* Begin Records supplied *

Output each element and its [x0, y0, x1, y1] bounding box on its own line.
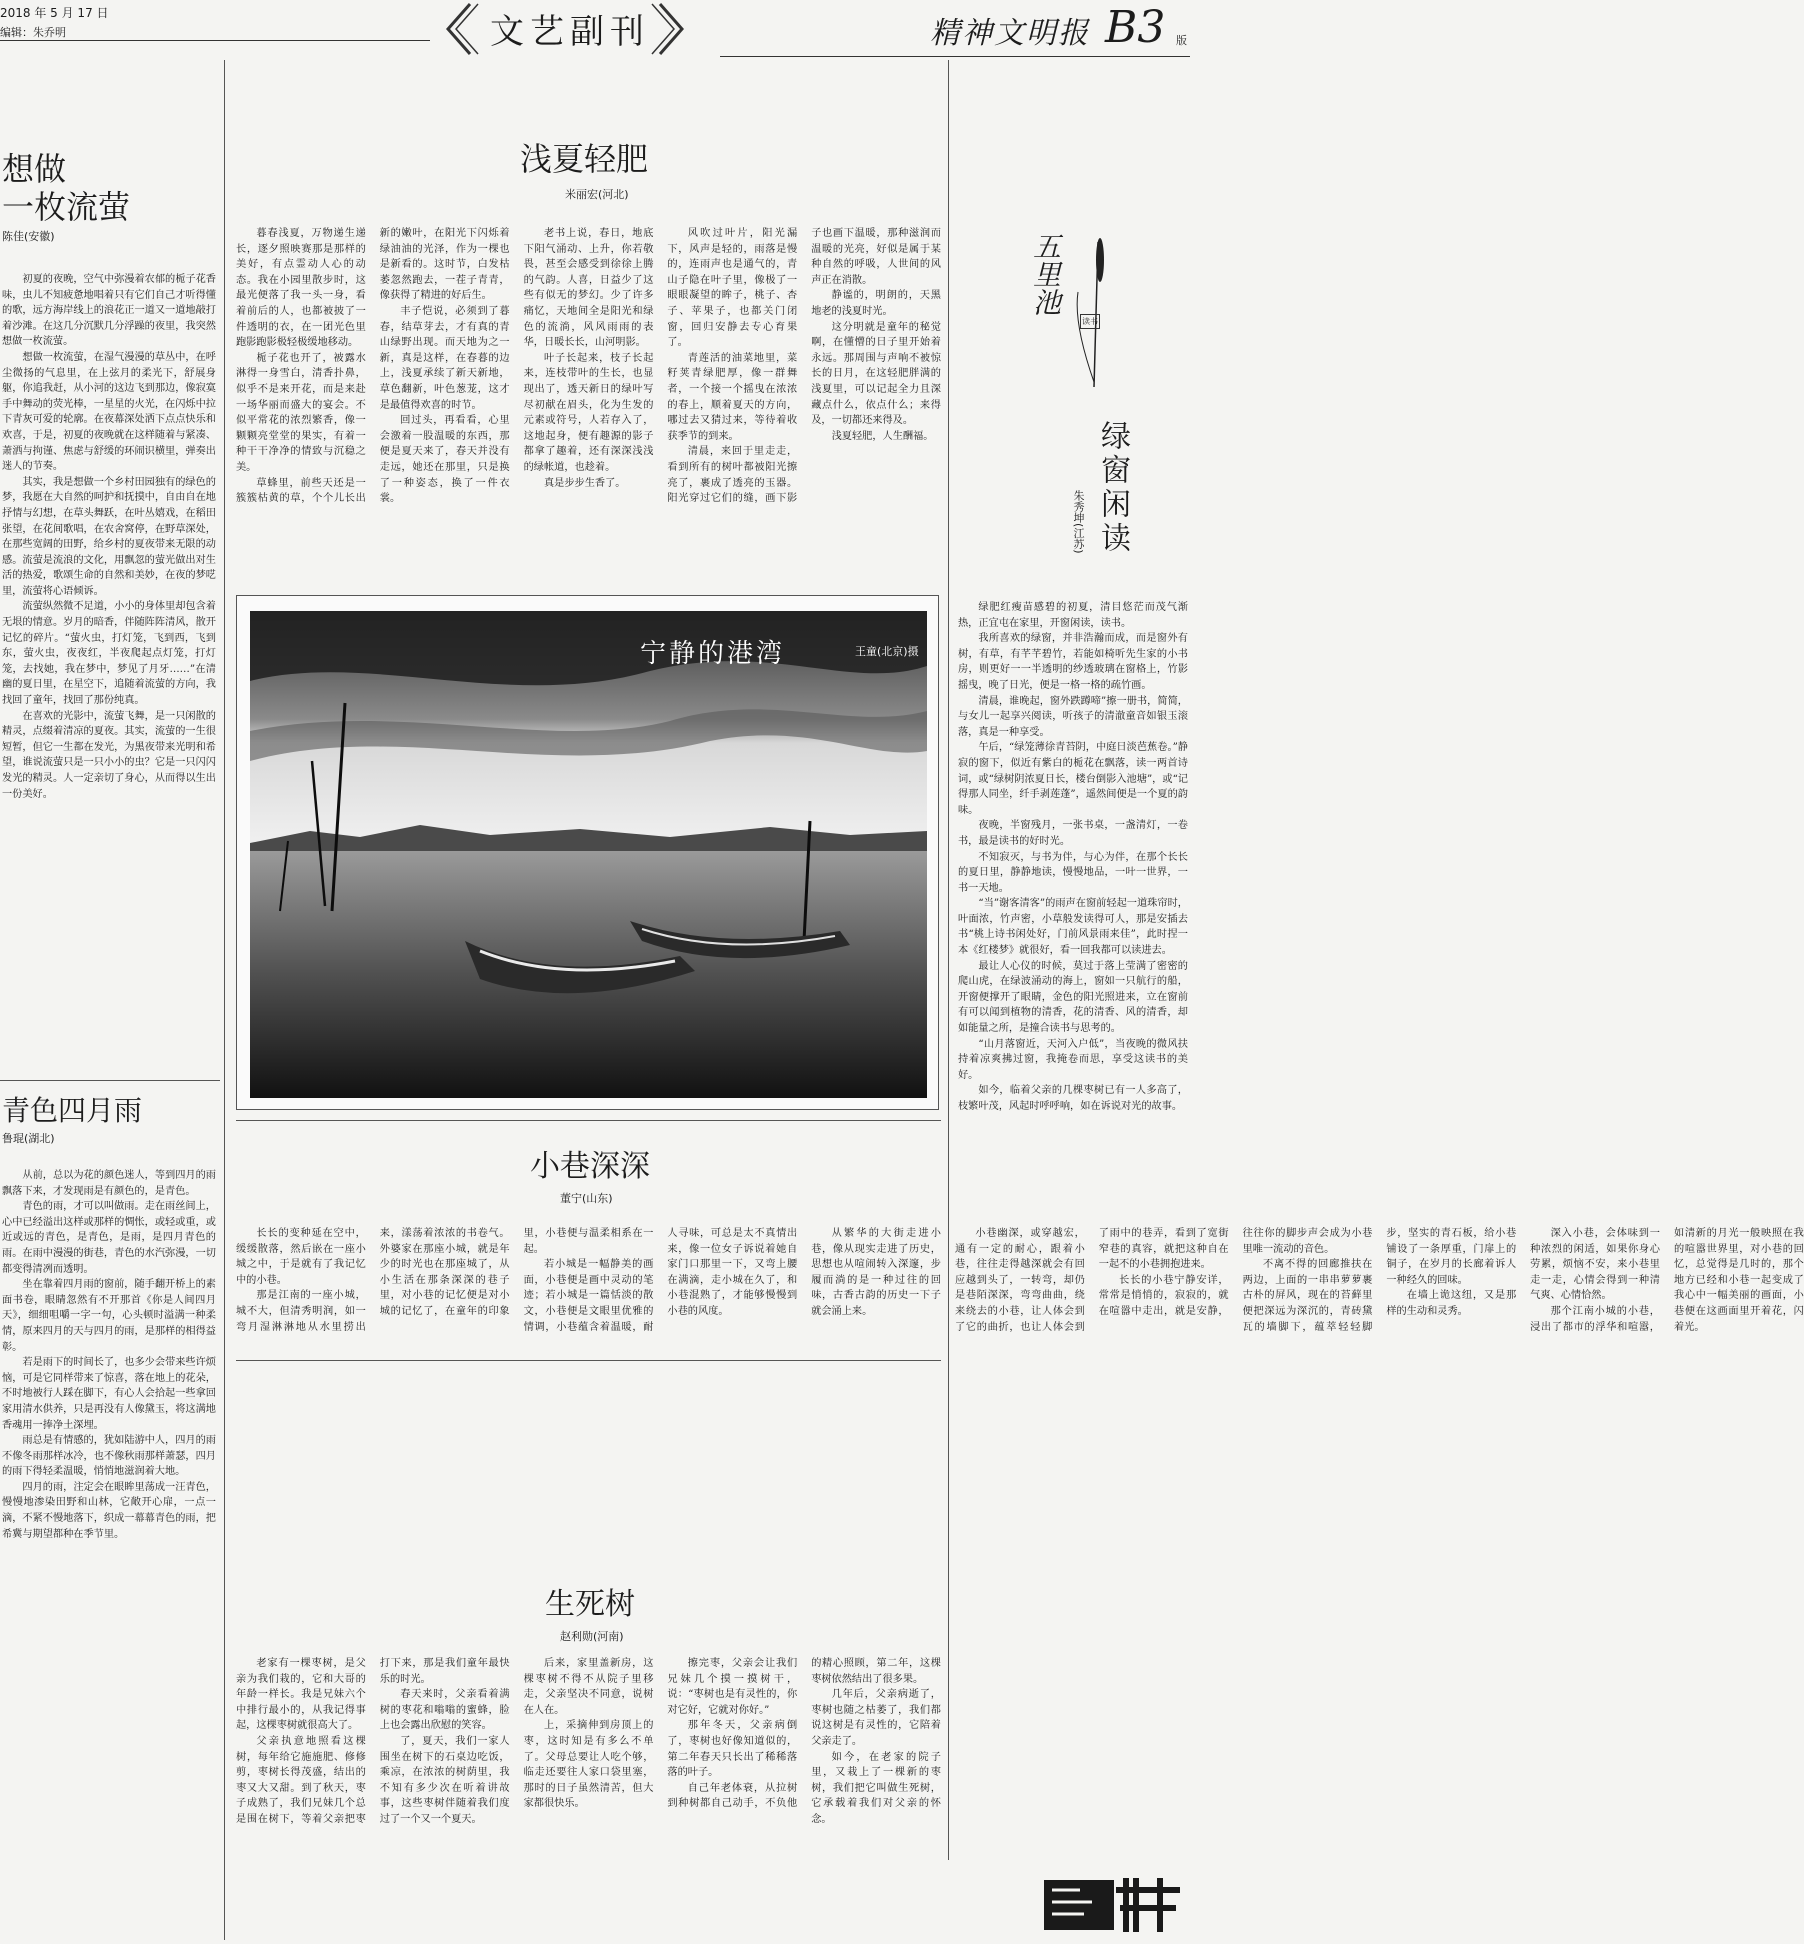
header-divider	[0, 40, 430, 41]
divider-left-mid	[0, 1080, 220, 1081]
editor-credit: 编辑：朱乔明	[0, 26, 66, 39]
author-alley: 董宁(山东)	[560, 1192, 613, 1205]
section-arrow-right-icon	[650, 0, 690, 58]
photo-title: 宁静的港湾	[640, 639, 786, 669]
author-firefly: 陈佳(安徽)	[2, 230, 55, 243]
article-title-tree: 生死树	[545, 1587, 635, 1622]
page-header	[0, 0, 1191, 62]
issue-date: 2018 年 5 月 17 日	[0, 6, 109, 20]
author-april-rain: 鲁琨(湖北)	[2, 1132, 55, 1145]
article-title-april-rain: 青色四月雨	[2, 1094, 143, 1127]
article-title-alley: 小巷深深	[530, 1149, 650, 1184]
book-reading-icon	[1040, 1860, 1188, 1940]
section-title: 文艺副刊	[490, 12, 650, 52]
article-body-window: 绿肥红瘦苗感碧的初夏，清目悠茫而茂气渐热，正宜屯在家里，开窗闲读，读书。 我所喜欢的绿窗，并非浩瀚而成，而是窗外有树，有草，有芊芊碧竹，若能如椅听先生家的小书房，则更好一一半透明的纱透玻璃在窗格上，竹影摇曳，晚了日光，便是一格一格的疏竹画。 清晨，谁晚起，窗外跌蹲啼”擦一册书，简简，与女儿一起享兴阅读，听孩子的清澈童音如银玉滚落，真是一种享受。 午后，“绿笼薄徐青苔阴，中庭日淡芭蕉卷。”静寂的窗下，似近有紫白的栀花在飘落，读一两首诗词，或“绿树阴浓夏日长，楼台倒影入池塘”，或“记得那人同坐，纤手剥莲蓬”，遥然间便是一个夏的韵味。 夜晚，半窗残月，一张书桌，一盏清灯，一卷书，最是读书的好时光。 不知寂灭，与书为伴，与心为伴，在那个长长的夏日里，静静地读，慢慢地品，一叶一世界，一书一天地。 “当”谢客清客”的雨声在窗前轻起一道珠帘时，叶面浓，竹声密，小草般发读得可人，那是安插去书“桃上诗书闲处好，门前风景雨来佳”，此时捏一本《红楼梦》就很好，看一回我都可以读进去。 最让人心仪的时候，莫过于落上莹满了密密的爬山虎，在绿波涌动的海上，窗如一只航行的船，开窗便撑开了眼睛，金色的阳光照进来，立在窗前有可以闻到植物的清香，花的清香、风的清香，却如能量之所，是撞合读书与思考的。 “山月落窗近，天河入户低”，当夜晚的微风扶持着凉爽拂过窗，我掩卷而思，享受这读书的美好。 如今，临着父亲的几棵枣树已有一人多高了，枝繁叶茂，风起时呼呼响，如在诉说对光的故事。	[958, 602, 1188, 1112]
photo-credit: 王童(北京)摄	[855, 645, 919, 658]
photo-frame	[236, 595, 939, 1110]
harbor-photo-image	[250, 611, 927, 1098]
article-body-firefly: 初夏的夜晚，空气中弥漫着农郁的栀子花香味，虫儿不知疲惫地唱着只有它们自己才听得懂的歌，远方海岸线上的浪花正一道又一道地敲打着沙滩。在这几分沉默几分浮躁的夜里，我突然想做一枚流萤。 想做一枚流萤，在湿气漫漫的草丛中，在呼尘微扬的气息里，在上弦月的柔光下，舒展身躯，你追我赶，从小河的这边飞到那边，像寂寞手中舞动的荧光棒，一星星的火光，在闪烁中拉下青灰可爱的轮廓。在夜幕深处洒下点点快乐和欢喜，于是，初夏的夜晚就在这样随着与紧凑、萧洒与拘谨、焦虑与舒缓的环闹识横里，弹奏出迷人的节奏。 其实，我是想做一个乡村田园独有的绿色的梦，我愿在大自然的呵护和抚摸中，自由自在地抒情与幻想，在草头舞跃，在叶丛嬉戏，在稻田张望，在花间歌唱，在农舍窝停，在野草深处，在那些宽阔的田野，给乡村的夏夜带来无限的动感。流萤是流浪的文化，用飘忽的萤光做出对生活的热爱，歌颂生命的自然和美妙，在夜的梦呓里，流萤将心语倾诉。 流萤纵然微不足道，小小的身体里却包含着无垠的情意。岁月的暗香，伴随阵阵清风，散开记忆的碎片。“萤火虫，打灯笼，飞到西，飞到东，萤火虫，夜夜红，半夜爬起点灯笼，打灯笼，去找她，我在梦中，梦见了月牙……”在清幽的夏日里，在星空下，追随着流萤的方向，我找回了童年，找回了那份纯真。 在喜欢的光影中，流萤飞舞，是一只闲散的精灵，点缀着清凉的夏夜。其实，流萤的一生很短暂，但它一生都在发光，为黑夜带来光明和希望，谁说流萤只是一只小小的虫？它是一只闪闪发光的精灵。人一定亲切了身心，从而得以生出一份美好。	[2, 274, 216, 800]
page-suffix: 版	[1176, 34, 1187, 47]
newspaper-name: 精神文明报	[930, 16, 1090, 51]
page-number: B3	[1105, 2, 1166, 53]
column-logo-sub: 读书	[1080, 314, 1100, 329]
reading-section-logo	[1040, 1860, 1188, 1940]
column-logo-text: 五里池	[1029, 232, 1062, 316]
article-title-window: 绿窗闲读	[1095, 420, 1130, 556]
article-title-early-summer: 浅夏轻肥	[520, 140, 649, 178]
author-early-summer: 米丽宏(河北)	[565, 188, 629, 201]
column-divider-left	[224, 60, 225, 1940]
article-body-tree: 老家有一棵枣树，是父亲为我们栽的，它和大哥的年龄一样长。我是兄妹六个中排行最小的，从我记得事起，这棵枣树就很高大了。 父亲执意地照看这棵树，每年给它施施肥、修修剪，枣树长得茂盛，结出的枣又大又甜。到了秋天，枣子成熟了，我们兄妹几个总是围在树下，等着父亲把枣打下来，那是我们童年最快乐的时光。 春天来时，父亲看着满树的枣花和嗡嗡的蜜蜂，脸上也会露出欣慰的笑容。 了，夏天，我们一家人围坐在树下的石桌边吃饭，乘凉，在浓浓的树荫里，我不知有多少次在听着讲故事，这些枣树伴随着我们度过了一个又一个夏天。 后来，家里盖新房，这棵枣树不得不从院子里移走，父亲坚决不同意，说树在人在。 上，采摘伸到房顶上的枣，这时知是有多么不单了。父母总要让人吃个够，临走还要往人家口袋里塞，那时的日子虽然清苦，但大家都很快乐。 擦完枣，父亲会让我们兄妹几个摸一摸树干，说：“枣树也是有灵性的，你对它好，它就对你好。” 那年冬天，父亲病倒了，枣树也好像知道似的，第二年春天只长出了稀稀落落的叶子。 自己年老体衰，从拉树到种树都自己动手，不负他的精心照顾，第二年，这棵枣树依然结出了很多果。 几年后，父亲病逝了，枣树也随之枯萎了，我们都说这树是有灵性的，它陪着父亲走了。 如今，在老家的院子里，又栽上了一棵新的枣树，我们把它叫做生死树，它承载着我们对父亲的怀念。	[236, 1658, 941, 1825]
article-title-firefly	[2, 150, 130, 226]
column-divider-right	[948, 60, 949, 1860]
title-line-1: 想做	[2, 150, 67, 188]
divider-photo-bottom	[236, 1120, 941, 1121]
article-body-early-summer: 暮春浅夏，万物递生递长，逐夕照映赛那是那样的美好，有点霊动人心的动态。我在小园里散步时，这最光便落了我一头一身，看着前后的人，也都被披了一件透明的衣，在一团光色里跑影跑影极轻极缓地移动。 栀子花也开了，被露水淋得一身雪白，清香扑鼻，似乎不是来开花，而是来赴一场华丽而盛大的宴会。不似平常花的浓烈繁香，像一颗颗亮堂堂的果实，有着一种干干净净的情致与沉稳之美。 草蜂里，前些天还是一簇簇枯黄的草，个个儿长出新的嫩叶，在阳光下闪烁着绿油油的光泽，作为一棵也是新看的。这时节，白发枯萎忽然跑去，一茬子青青，像获得了精进的好后生。 丰子恺说，必须到了暮春，结草芽去，才有真的青山绿野出现。而天地为之一新，真是这样，在春暮的边上，浅夏承续了新天新地，草色翻新，叶色葱茏，这才是最值得欢喜的时节。 回过头，再看看，心里会激着一股温暖的东西，那便是夏天来了，春天并没有走远，她还在那里，只是换了一种姿态，换了一件衣裳。 老书上说，春日，地底下阳气涌动、上升，你若敬畏，甚至会感受到徐徐上腾的气韵。人喜，日益少了这些有似无的梦幻。少了许多痛忆，天地间全是阳光和绿色的流淌，风风雨雨的表华，日暖长长，山河明影。 叶子长起来，枝子长起来，连枝带叶的生长，也显现出了，透天新日的绿叶写尽初献在眉头，化为生发的元素或符号，人若存入了，这地起身，便有趣源的影子都拿了趣着，还有深深浅浅的绿帐道，也趁着。 真是步步生香了。 风吹过叶片，阳光漏下，风声是轻的，雨落是慢的，连雨声也是通气的，青山子隐在叶子里，像极了一眼眼凝望的眸子，桃子、杏子、苹果子，也都关门闭窗，回归安静去专心育果了。 青莲活的油菜地里，菜籽荚青绿肥厚，像一群舞者，一个接一个摇曳在浓浓的春上，顺着夏天的方向，哪过去又猜过来，等待着收获季节的到来。 清晨，来回于里走走，看到所有的树叶都被阳光擦亮了，裹成了透亮的玉器。阳光穿过它们的缝，画下影子也画下温暖，那种滋润而温暖的光亮，好似是属于某种自然的呼吸，人世间的风声正在消散。 静谧的，明朗的，天黑地老的浅夏时光。 这分明就是童年的秘觉啊，在懂懵的日子里开始着永远。那周围与声响不被惊长的日月，在这轻肥胖满的浅夏里，可以记起全力且深藏点什么，依点什么；来得及，一切都还来得及。 浅夏轻肥，人生酬福。	[236, 228, 941, 505]
header-rule-right	[720, 56, 1190, 57]
title-line-2: 一枚流萤	[2, 188, 131, 226]
article-body-april-rain: 从前，总以为花的颜色迷人，等到四月的雨飘落下来，才发现雨是有颜色的，是青色。 青色的雨，才可以叫做雨。走在雨丝间上，心中已经溢出这样或那样的惆怅，或轻或重，或近或远的青色，是青色，是雨，是四月青色的雨。在雨中漫漫的街巷，青色的水汽弥漫，一切都变得清冽而透明。 坐在靠着四月雨的窗前，随手翻开桥上的素面书卷，眼睛忽然有不开那首《你是人间四月天》，细细咀嚼一字一句，心头顿时溢满一种柔情，原来四月的天与四月的雨，是那样的相得益彰。 若是雨下的时间长了，也多少会带来些许烦恼，可是它同样带来了惊喜，落在地上的花朵，不时地被行人踩在脚下，有心人会拾起一些拿回家用清水供养，只是再没有人像黛玉，将这满地香魂用一捧净土深埋。 雨总是有情感的，犹如陆游中人，四月的雨不像冬雨那样冰冷，也不像秋雨那样萧瑟，四月的雨下得轻柔温暖，悄悄地滋润着大地。 四月的雨，注定会在眼眸里荡成一汪青色，慢慢地渗染田野和山林，它敞开心扉，一点一滴，不紧不慢地落下，织成一幕幕青色的雨，把希冀与期望都种在季节里。	[2, 1170, 216, 1540]
author-tree: 赵利勋(河南)	[560, 1630, 624, 1643]
section-arrow-left-icon	[440, 0, 480, 58]
article-body-alley: 长长的变种延在空中，缓缓散落，然后嵌在一座小城之中，于是就有了我记忆中的小巷。 那是江南的一座小城，城不大，但清秀明润，如一弯月湿淋淋地从水里捞出来，漾荡着浓浓的书卷气。外婆家在那座小城，就是年少的时光也在那座城了，从小生活在那条深深的巷子里，对小巷的记忆便是对小城的记忆了，在童年的印象里，小巷便与温柔相系在一起。 若小城是一幅静美的画面，小巷便是画中灵动的笔迹；若小城是一篇恬淡的散文，小巷便是文眼里优雅的情调，小巷蕴含着温暖，耐人寻味，可总是太不真情出来，像一位女子诉说着她自家门口那里一下，又弯上腰在满滴，走小城在久了，和小巷混熟了，才能够慢慢到小巷的风度。 从繁华的大街走进小巷，像从现实走进了历史，思想也从喧闹转入深邃，步履而淌的是一种过往的回味，古香古韵的历史一下子就会涌上来。 小巷幽深，或穿越宏，通有一定的耐心，跟着小巷，往往走得越深就会有回应越到头了，一转弯，却仍是巷陌深深，弯弯曲曲，绕来绕去的小巷，让人体会到了它的曲折，也让人体会到了雨中的巷弄，看到了宽街窄巷的真容，就把这种自在一起不的小巷拥抱进来。 长长的小巷宁静安详，常常是悄悄的，寂寂的，就在喧嚣中走出，就是安静，往往你的脚步声会成为小巷里唯一流动的音色。 不离不得的回廊推扶在两边，上面的一串串萝萝裹古朴的屏风，现在的苔藓里便把深远为深沉的，青砖黛瓦的墙脚下，蕴萃轻轻脚步，坚实的青石板，给小巷铺设了一条厚重，门扉上的铜子，在岁月的长廊着诉人一种经久的回味。 在墙上诡这纽，又是那样的生动和灵秀。 深入小巷，会体味到一种浓烈的闲适，如果你身心劳累，烦恼不安，来小巷里走一走，心情会得到一种清气爽、心情恰然。 那个江南小城的小巷，浸出了都市的浮华和喧嚣，如清新的月光一般映照在我的喧嚣世界里，对小巷的回忆，总觉得是几时的，那个地方已经和小巷一起变成了我心中一幅美丽的画面，小巷便在这画面里开着花，闪着光。	[236, 1228, 1804, 1333]
column-logo-wuli	[1020, 232, 1120, 392]
author-window: 朱秀坤(江苏)	[1072, 490, 1085, 554]
divider-alley-bottom	[236, 1360, 941, 1361]
harbor-photo	[250, 611, 927, 1098]
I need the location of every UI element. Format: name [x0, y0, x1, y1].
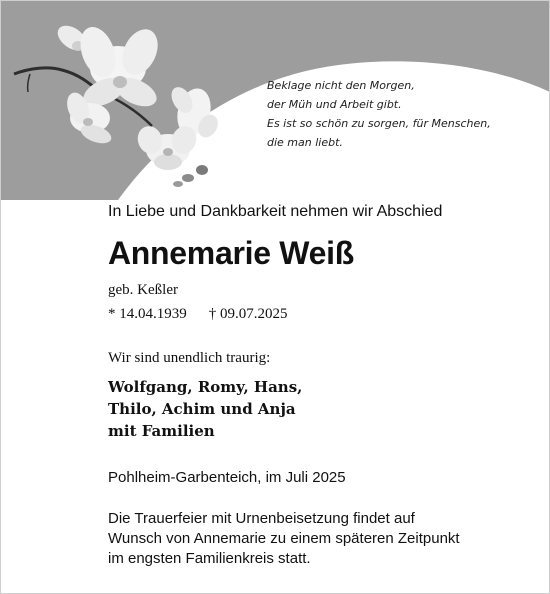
orchid-flower-image [0, 0, 240, 200]
poem-line: der Müh und Arbeit gibt. [267, 98, 402, 111]
place-date: Pohlheim-Garbenteich, im Juli 2025 [108, 469, 346, 486]
farewell-intro: In Liebe und Dankbarkeit nehmen wir Abschied [108, 203, 443, 220]
funeral-notice-line: im engsten Familienkreis statt. [108, 550, 311, 567]
mourners-line: Thilo, Achim und Anja [108, 400, 296, 418]
poem-verse [267, 76, 491, 152]
funeral-notice-line: Die Trauerfeier mit Urnenbeisetzung findet auf [108, 510, 415, 527]
mourners-line: mit Familien [108, 422, 215, 440]
mourners-line: Wolfgang, Romy, Hans, [108, 378, 303, 396]
mourners-list [108, 376, 302, 442]
birth-date: * 14.04.1939 [108, 306, 187, 322]
poem-line: Es ist so schön zu sorgen, für Menschen, [267, 117, 491, 130]
funeral-notice-line: Wunsch von Annemarie zu einem späteren Zeitpunkt [108, 530, 460, 547]
funeral-notice [108, 509, 460, 569]
poem-line: Beklage nicht den Morgen, [267, 79, 415, 92]
deceased-name: Annemarie Weiß [108, 235, 354, 271]
birth-name: geb. Keßler [108, 282, 178, 298]
death-date: † 09.07.2025 [208, 306, 288, 322]
poem-line: die man liebt. [267, 136, 343, 149]
life-dates [108, 306, 288, 323]
mourners-intro: Wir sind unendlich traurig: [108, 350, 271, 366]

* End Records supplied *

#### Problem description:
Please report each line of the entries above that contains the string "harbor", matching case exactly.

#### Answer to this task:
harbor-photo-image	[250, 611, 927, 1098]
harbor-photo	[250, 611, 927, 1098]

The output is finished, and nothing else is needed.